Written request:
Write out the listing beneath this instruction in its entirety, exactly as it reads.
══ Data supplied ══
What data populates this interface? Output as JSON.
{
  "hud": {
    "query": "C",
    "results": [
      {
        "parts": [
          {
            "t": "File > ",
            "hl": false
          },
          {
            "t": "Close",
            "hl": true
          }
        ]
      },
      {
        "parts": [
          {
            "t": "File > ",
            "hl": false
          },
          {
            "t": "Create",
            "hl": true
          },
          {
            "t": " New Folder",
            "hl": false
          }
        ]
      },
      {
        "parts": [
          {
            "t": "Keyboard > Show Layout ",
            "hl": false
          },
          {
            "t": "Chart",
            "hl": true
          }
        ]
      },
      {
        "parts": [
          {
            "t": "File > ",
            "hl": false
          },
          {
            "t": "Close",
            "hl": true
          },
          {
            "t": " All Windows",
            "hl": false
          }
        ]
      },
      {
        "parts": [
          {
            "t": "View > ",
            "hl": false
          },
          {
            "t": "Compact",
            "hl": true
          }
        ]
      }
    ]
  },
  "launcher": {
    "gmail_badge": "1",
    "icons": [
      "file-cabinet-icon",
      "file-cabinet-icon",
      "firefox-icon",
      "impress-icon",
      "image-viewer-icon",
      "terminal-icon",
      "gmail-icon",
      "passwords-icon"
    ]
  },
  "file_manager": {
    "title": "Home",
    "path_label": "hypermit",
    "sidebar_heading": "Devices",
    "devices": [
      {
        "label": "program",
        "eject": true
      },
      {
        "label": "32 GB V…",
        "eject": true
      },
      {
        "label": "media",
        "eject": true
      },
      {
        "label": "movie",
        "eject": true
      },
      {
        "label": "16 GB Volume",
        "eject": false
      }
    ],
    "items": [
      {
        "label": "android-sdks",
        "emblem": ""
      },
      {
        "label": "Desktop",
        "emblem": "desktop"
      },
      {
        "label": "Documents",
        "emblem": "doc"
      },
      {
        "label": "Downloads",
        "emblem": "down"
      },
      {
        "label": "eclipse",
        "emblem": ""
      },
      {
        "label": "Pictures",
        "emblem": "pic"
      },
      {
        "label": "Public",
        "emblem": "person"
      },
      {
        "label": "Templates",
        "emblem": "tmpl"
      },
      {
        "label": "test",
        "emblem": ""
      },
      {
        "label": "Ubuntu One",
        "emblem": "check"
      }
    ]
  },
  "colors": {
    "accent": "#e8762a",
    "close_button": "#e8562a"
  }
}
═══
Result of the exercise:
What data populates this interface? Output as JSON.
{
  "hud": {
    "query": "C",
    "results": [
      {
        "parts": [
          {
            "t": "File > ",
            "hl": false
          },
          {
            "t": "Close",
            "hl": true
          }
        ]
      },
      {
        "parts": [
          {
            "t": "File > ",
            "hl": false
          },
          {
            "t": "Create",
            "hl": true
          },
          {
            "t": " New Folder",
            "hl": false
          }
        ]
      },
      {
        "parts": [
          {
            "t": "Keyboard > Show Layout ",
            "hl": false
          },
          {
            "t": "Chart",
            "hl": true
          }
        ]
      },
      {
        "parts": [
          {
            "t": "File > ",
            "hl": false
          },
          {
            "t": "Close",
            "hl": true
          },
          {
            "t": " All Windows",
            "hl": false
          }
        ]
      },
      {
        "parts": [
          {
            "t": "View > ",
            "hl": false
          },
          {
            "t": "Compact",
            "hl": true
          }
        ]
      }
    ]
  },
  "launcher": {
    "gmail_badge": "1",
    "icons": [
      "file-cabinet-icon",
      "file-cabinet-icon",
      "firefox-icon",
      "impress-icon",
      "image-viewer-icon",
      "terminal-icon",
      "gmail-icon",
      "passwords-icon"
    ]
  },
  "file_manager": {
    "title": "Home",
    "path_label": "hypermit",
    "sidebar_heading": "Devices",
    "devices": [
      {
        "label": "program",
        "eject": true
      },
      {
        "label": "32 GB V…",
        "eject": true
      },
      {
        "label": "media",
        "eject": true
      },
      {
        "label": "movie",
        "eject": true
      },
      {
        "label": "16 GB Volume",
        "eject": false
      }
    ],
    "items": [
      {
        "label": "android-sdks",
        "emblem": ""
      },
      {
        "label": "Desktop",
        "emblem": "desktop"
      },
      {
        "label": "Documents",
        "emblem": "doc"
      },
      {
        "label": "Downloads",
        "emblem": "down"
      },
      {
        "label": "eclipse",
        "emblem": ""
      },
      {
        "label": "Pictures",
        "emblem": "pic"
      },
      {
        "label": "Public",
        "emblem": "person"
      },
      {
        "label": "Templates",
        "emblem": "tmpl"
      },
      {
        "label": "test",
        "emblem": ""
      },
      {
        "label": "Ubuntu One",
        "emblem": "check"
      }
    ]
  },
  "colors": {
    "accent": "#e8762a",
    "close_button": "#e8562a"
  }
}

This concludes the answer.